(TASK PROMPT): The records should be copied out again with no alteration.

(MATERIAL FOR THIS TASK):
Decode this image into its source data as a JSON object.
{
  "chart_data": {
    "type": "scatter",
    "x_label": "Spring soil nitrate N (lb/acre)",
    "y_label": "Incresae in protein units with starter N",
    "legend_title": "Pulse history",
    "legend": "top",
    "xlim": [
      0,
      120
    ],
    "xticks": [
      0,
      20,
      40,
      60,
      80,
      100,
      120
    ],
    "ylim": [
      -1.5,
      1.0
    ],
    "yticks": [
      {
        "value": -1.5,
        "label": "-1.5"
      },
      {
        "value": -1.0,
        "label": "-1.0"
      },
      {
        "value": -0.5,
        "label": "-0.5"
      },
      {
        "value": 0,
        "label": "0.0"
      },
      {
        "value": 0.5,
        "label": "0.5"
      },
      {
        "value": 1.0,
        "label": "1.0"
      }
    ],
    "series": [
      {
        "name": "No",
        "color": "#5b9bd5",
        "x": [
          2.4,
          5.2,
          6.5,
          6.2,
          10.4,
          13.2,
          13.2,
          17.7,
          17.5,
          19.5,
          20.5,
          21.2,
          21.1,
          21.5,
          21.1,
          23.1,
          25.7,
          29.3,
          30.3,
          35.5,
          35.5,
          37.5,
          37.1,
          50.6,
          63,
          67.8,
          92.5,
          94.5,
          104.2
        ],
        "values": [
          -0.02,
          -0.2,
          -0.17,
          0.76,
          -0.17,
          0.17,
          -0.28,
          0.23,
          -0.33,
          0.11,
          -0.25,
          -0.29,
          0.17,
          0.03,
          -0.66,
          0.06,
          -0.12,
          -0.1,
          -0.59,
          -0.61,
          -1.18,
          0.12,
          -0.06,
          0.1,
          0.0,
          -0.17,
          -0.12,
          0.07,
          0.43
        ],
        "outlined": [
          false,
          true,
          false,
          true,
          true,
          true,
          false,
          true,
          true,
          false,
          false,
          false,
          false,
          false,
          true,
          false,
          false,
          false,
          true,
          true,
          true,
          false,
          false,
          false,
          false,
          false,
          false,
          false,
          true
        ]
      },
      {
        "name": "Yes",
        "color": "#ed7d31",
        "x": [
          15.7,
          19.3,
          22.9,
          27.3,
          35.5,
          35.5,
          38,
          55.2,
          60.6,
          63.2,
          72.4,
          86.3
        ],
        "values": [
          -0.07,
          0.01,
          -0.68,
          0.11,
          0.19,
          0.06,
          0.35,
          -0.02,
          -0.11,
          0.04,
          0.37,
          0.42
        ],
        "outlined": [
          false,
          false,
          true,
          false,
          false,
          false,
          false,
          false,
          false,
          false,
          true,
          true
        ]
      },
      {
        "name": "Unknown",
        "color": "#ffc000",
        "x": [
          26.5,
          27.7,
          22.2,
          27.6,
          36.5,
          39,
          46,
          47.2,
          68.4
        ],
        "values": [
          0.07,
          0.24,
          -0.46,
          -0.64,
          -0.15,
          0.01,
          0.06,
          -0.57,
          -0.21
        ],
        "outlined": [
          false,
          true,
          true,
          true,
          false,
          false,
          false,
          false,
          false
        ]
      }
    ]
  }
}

(TASK SOLUTION):
Decode this image into its source data as a JSON object.
{
  "chart_data": {
    "type": "scatter",
    "x_label": "Spring soil nitrate N (lb/acre)",
    "y_label": "Incresae in protein units with starter N",
    "legend_title": "Pulse history",
    "legend": "top",
    "xlim": [
      0,
      120
    ],
    "xticks": [
      0,
      20,
      40,
      60,
      80,
      100,
      120
    ],
    "ylim": [
      -1.5,
      1.0
    ],
    "yticks": [
      {
        "value": -1.5,
        "label": "-1.5"
      },
      {
        "value": -1.0,
        "label": "-1.0"
      },
      {
        "value": -0.5,
        "label": "-0.5"
      },
      {
        "value": 0,
        "label": "0.0"
      },
      {
        "value": 0.5,
        "label": "0.5"
      },
      {
        "value": 1.0,
        "label": "1.0"
      }
    ],
    "series": [
      {
        "name": "No",
        "color": "#5b9bd5",
        "x": [
          2.4,
          5.2,
          6.5,
          6.2,
          10.4,
          13.2,
          13.2,
          17.7,
          17.5,
          19.5,
          20.5,
          21.2,
          21.1,
          21.5,
          21.1,
          23.1,
          25.7,
          29.3,
          30.3,
          35.5,
          35.5,
          37.5,
          37.1,
          50.6,
          63,
          67.8,
          92.5,
          94.5,
          104.2
        ],
        "values": [
          -0.02,
          -0.2,
          -0.17,
          0.76,
          -0.17,
          0.17,
          -0.28,
          0.23,
          -0.33,
          0.11,
          -0.25,
          -0.29,
          0.17,
          0.03,
          -0.66,
          0.06,
          -0.12,
          -0.1,
          -0.59,
          -0.61,
          -1.18,
          0.12,
          -0.06,
          0.1,
          0.0,
          -0.17,
          -0.12,
          0.07,
          0.43
        ],
        "outlined": [
          false,
          true,
          false,
          true,
          true,
          true,
          false,
          true,
          true,
          false,
          false,
          false,
          false,
          false,
          true,
          false,
          false,
          false,
          true,
          true,
          true,
          false,
          false,
          false,
          false,
          false,
          false,
          false,
          true
        ]
      },
      {
        "name": "Yes",
        "color": "#ed7d31",
        "x": [
          15.7,
          19.3,
          22.9,
          27.3,
          35.5,
          35.5,
          38,
          55.2,
          60.6,
          63.2,
          72.4,
          86.3
        ],
        "values": [
          -0.07,
          0.01,
          -0.68,
          0.11,
          0.19,
          0.06,
          0.35,
          -0.02,
          -0.11,
          0.04,
          0.37,
          0.42
        ],
        "outlined": [
          false,
          false,
          true,
          false,
          false,
          false,
          false,
          false,
          false,
          false,
          true,
          true
        ]
      },
      {
        "name": "Unknown",
        "color": "#ffc000",
        "x": [
          26.5,
          27.7,
          22.2,
          27.6,
          36.5,
          39,
          46,
          47.2,
          68.4
        ],
        "values": [
          0.07,
          0.24,
          -0.46,
          -0.64,
          -0.15,
          0.01,
          0.06,
          -0.57,
          -0.21
        ],
        "outlined": [
          false,
          true,
          true,
          true,
          false,
          false,
          false,
          false,
          false
        ]
      }
    ]
  }
}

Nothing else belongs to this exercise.